* _Exercise prompt_
Of the lines in the entries below, state how many hold the word "pembelajaran". Say nothing else.

* _Record set_
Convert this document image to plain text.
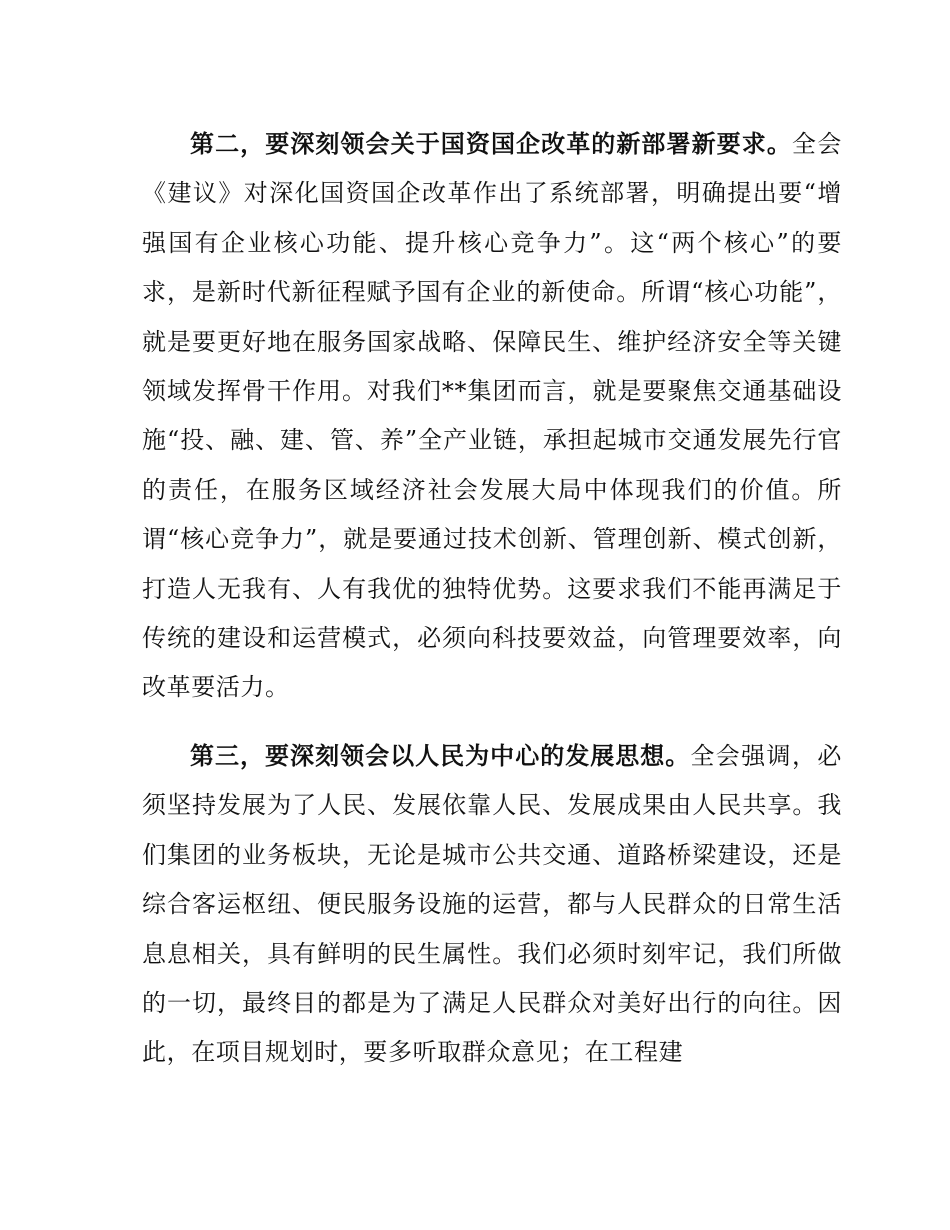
第二，要深刻领会关于国资国企改革的新部署新要求。全会《建议》对深化国资国企改革作出了系统部署，明确提出要“增强国有企业核心功能、提升核心竞争力”。这“两个核心”的要求，是新时代新征程赋予国有企业的新使命。所谓“核心功能”，就是要更好地在服务国家战略、保障民生、维护经济安全等关键领域发挥骨干作用。对我们**集团而言，就是要聚焦交通基础设施“投、融、建、管、养”全产业链，承担起城市交通发展先行官的责任，在服务区域经济社会发展大局中体现我们的价值。所谓“核心竞争力”，就是要通过技术创新、管理创新、模式创新，打造人无我有、人有我优的独特优势。这要求我们不能再满足于传统的建设和运营模式，必须向科技要效益，向管理要效率，向改革要活力。

第三，要深刻领会以人民为中心的发展思想。全会强调，必须坚持发展为了人民、发展依靠人民、发展成果由人民共享。我们集团的业务板块，无论是城市公共交通、道路桥梁建设，还是综合客运枢纽、便民服务设施的运营，都与人民群众的日常生活息息相关，具有鲜明的民生属性。我们必须时刻牢记，我们所做的一切，最终目的都是为了满足人民群众对美好出行的向往。因此，在项目规划时，要多听取群众意见；在工程建
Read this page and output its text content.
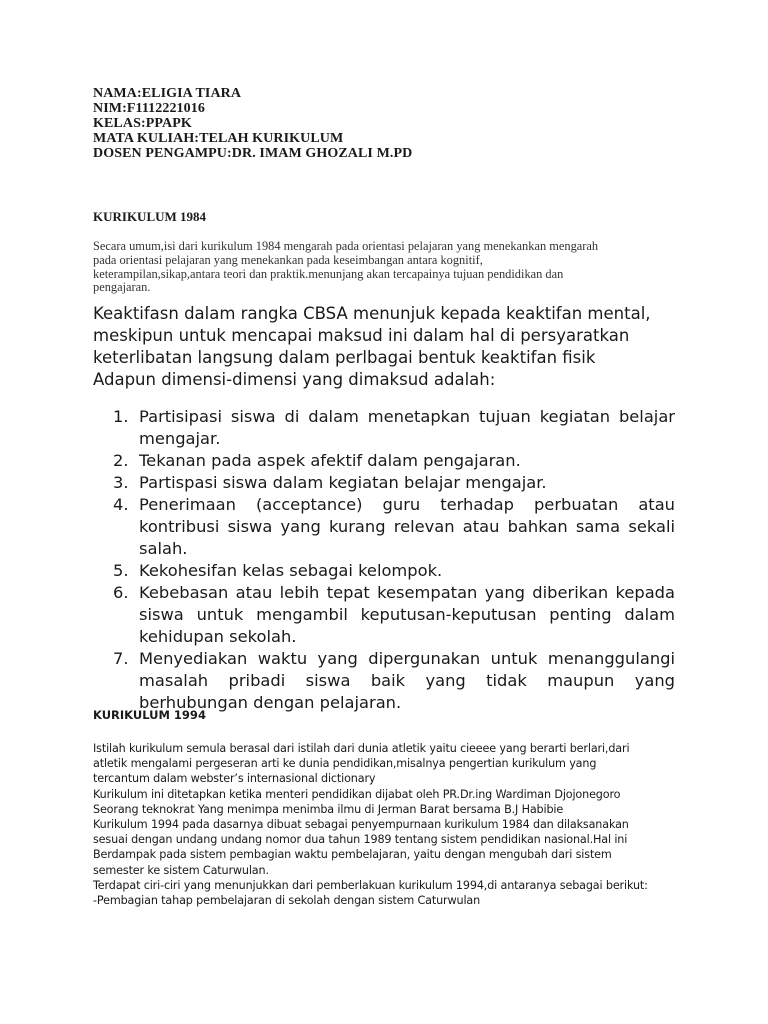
NAMA:ELIGIA TIARA
NIM:F1112221016
KELAS:PPAPK
MATA KULIAH:TELAH KURIKULUM
DOSEN PENGAMPU:DR. IMAM GHOZALI M.PD
KURIKULUM 1984
Secara umum,isi dari kurikulum 1984 mengarah pada orientasi pelajaran yang menekankan mengarah
pada orientasi pelajaran yang menekankan pada keseimbangan antara kognitif,
keterampilan,sikap,antara teori dan praktik.menunjang akan tercapainya tujuan pendidikan dan
pengajaran.
Keaktifasn dalam rangka CBSA menunjuk kepada keaktifan mental,
meskipun untuk mencapai maksud ini dalam hal di persyaratkan
keterlibatan langsung dalam perlbagai bentuk keaktifan fisik
Adapun dimensi-dimensi yang dimaksud adalah:
1. Partisipasi siswa di dalam menetapkan tujuan kegiatan belajar mengajar.
2. Tekanan pada aspek afektif dalam pengajaran.
3. Partispasi siswa dalam kegiatan belajar mengajar.
4. Penerimaan (acceptance) guru terhadap perbuatan atau kontribusi siswa yang kurang relevan atau bahkan sama sekali salah.
5. Kekohesifan kelas sebagai kelompok.
6. Kebebasan atau lebih tepat kesempatan yang diberikan kepada siswa untuk mengambil keputusan-keputusan penting dalam kehidupan sekolah.
7. Menyediakan waktu yang dipergunakan untuk menanggulangi masalah pribadi siswa baik yang tidak maupun yang berhubungan dengan pelajaran.
KURIKULUM 1994
Istilah kurikulum semula berasal dari istilah dari dunia atletik yaitu cieeee yang berarti berlari,dari
atletik mengalami pergeseran arti ke dunia pendidikan,misalnya pengertian kurikulum yang
tercantum dalam webster’s internasional dictionary
Kurikulum ini ditetapkan ketika menteri pendidikan dijabat oleh PR.Dr.ing Wardiman Djojonegoro
Seorang teknokrat Yang menimpa menimba ilmu di Jerman Barat bersama B.J Habibie
Kurikulum 1994 pada dasarnya dibuat sebagai penyempurnaan kurikulum 1984 dan dilaksanakan
sesuai dengan undang undang nomor dua tahun 1989 tentang sistem pendidikan nasional.Hal ini
Berdampak pada sistem pembagian waktu pembelajaran, yaitu dengan mengubah dari sistem
semester ke sistem Caturwulan.
Terdapat ciri-ciri yang menunjukkan dari pemberlakuan kurikulum 1994,di antaranya sebagai berikut:
-Pembagian tahap pembelajaran di sekolah dengan sistem Caturwulan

* _Completed task_
2